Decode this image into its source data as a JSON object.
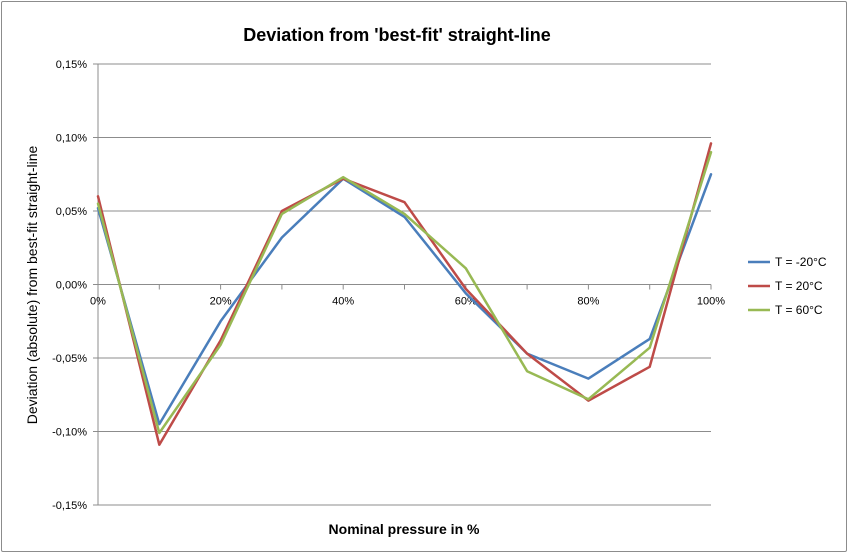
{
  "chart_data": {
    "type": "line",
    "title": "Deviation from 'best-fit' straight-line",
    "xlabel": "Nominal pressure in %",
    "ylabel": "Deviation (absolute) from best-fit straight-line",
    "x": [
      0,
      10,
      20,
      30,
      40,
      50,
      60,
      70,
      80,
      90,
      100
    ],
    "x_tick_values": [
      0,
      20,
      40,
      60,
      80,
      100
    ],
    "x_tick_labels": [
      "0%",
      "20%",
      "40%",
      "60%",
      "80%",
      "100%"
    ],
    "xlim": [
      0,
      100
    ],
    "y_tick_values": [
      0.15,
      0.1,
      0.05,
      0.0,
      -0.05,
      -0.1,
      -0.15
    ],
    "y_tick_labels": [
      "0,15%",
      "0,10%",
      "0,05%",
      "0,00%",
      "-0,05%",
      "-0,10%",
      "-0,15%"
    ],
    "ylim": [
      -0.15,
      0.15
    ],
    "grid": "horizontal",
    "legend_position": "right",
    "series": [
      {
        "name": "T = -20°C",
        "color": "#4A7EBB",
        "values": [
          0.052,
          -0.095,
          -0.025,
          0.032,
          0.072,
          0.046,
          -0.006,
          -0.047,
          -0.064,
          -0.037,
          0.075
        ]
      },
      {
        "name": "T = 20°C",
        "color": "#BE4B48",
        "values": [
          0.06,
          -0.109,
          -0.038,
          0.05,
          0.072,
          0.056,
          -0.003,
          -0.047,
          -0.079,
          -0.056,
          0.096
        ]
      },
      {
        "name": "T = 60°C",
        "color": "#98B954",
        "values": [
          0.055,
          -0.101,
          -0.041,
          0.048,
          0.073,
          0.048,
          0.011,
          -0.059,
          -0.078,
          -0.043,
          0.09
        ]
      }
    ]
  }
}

--------------------------------

# [The exercise]
Reproduce all entries exactly. Pictures do not belong in the copy.

# [Exercise result]
Decode this image into its source data as a JSON object.
{
  "chart_data": {
    "type": "line",
    "title": "Deviation from 'best-fit' straight-line",
    "xlabel": "Nominal pressure in %",
    "ylabel": "Deviation (absolute) from best-fit straight-line",
    "x": [
      0,
      10,
      20,
      30,
      40,
      50,
      60,
      70,
      80,
      90,
      100
    ],
    "x_tick_values": [
      0,
      20,
      40,
      60,
      80,
      100
    ],
    "x_tick_labels": [
      "0%",
      "20%",
      "40%",
      "60%",
      "80%",
      "100%"
    ],
    "xlim": [
      0,
      100
    ],
    "y_tick_values": [
      0.15,
      0.1,
      0.05,
      0.0,
      -0.05,
      -0.1,
      -0.15
    ],
    "y_tick_labels": [
      "0,15%",
      "0,10%",
      "0,05%",
      "0,00%",
      "-0,05%",
      "-0,10%",
      "-0,15%"
    ],
    "ylim": [
      -0.15,
      0.15
    ],
    "grid": "horizontal",
    "legend_position": "right",
    "series": [
      {
        "name": "T = -20°C",
        "color": "#4A7EBB",
        "values": [
          0.052,
          -0.095,
          -0.025,
          0.032,
          0.072,
          0.046,
          -0.006,
          -0.047,
          -0.064,
          -0.037,
          0.075
        ]
      },
      {
        "name": "T = 20°C",
        "color": "#BE4B48",
        "values": [
          0.06,
          -0.109,
          -0.038,
          0.05,
          0.072,
          0.056,
          -0.003,
          -0.047,
          -0.079,
          -0.056,
          0.096
        ]
      },
      {
        "name": "T = 60°C",
        "color": "#98B954",
        "values": [
          0.055,
          -0.101,
          -0.041,
          0.048,
          0.073,
          0.048,
          0.011,
          -0.059,
          -0.078,
          -0.043,
          0.09
        ]
      }
    ]
  }
}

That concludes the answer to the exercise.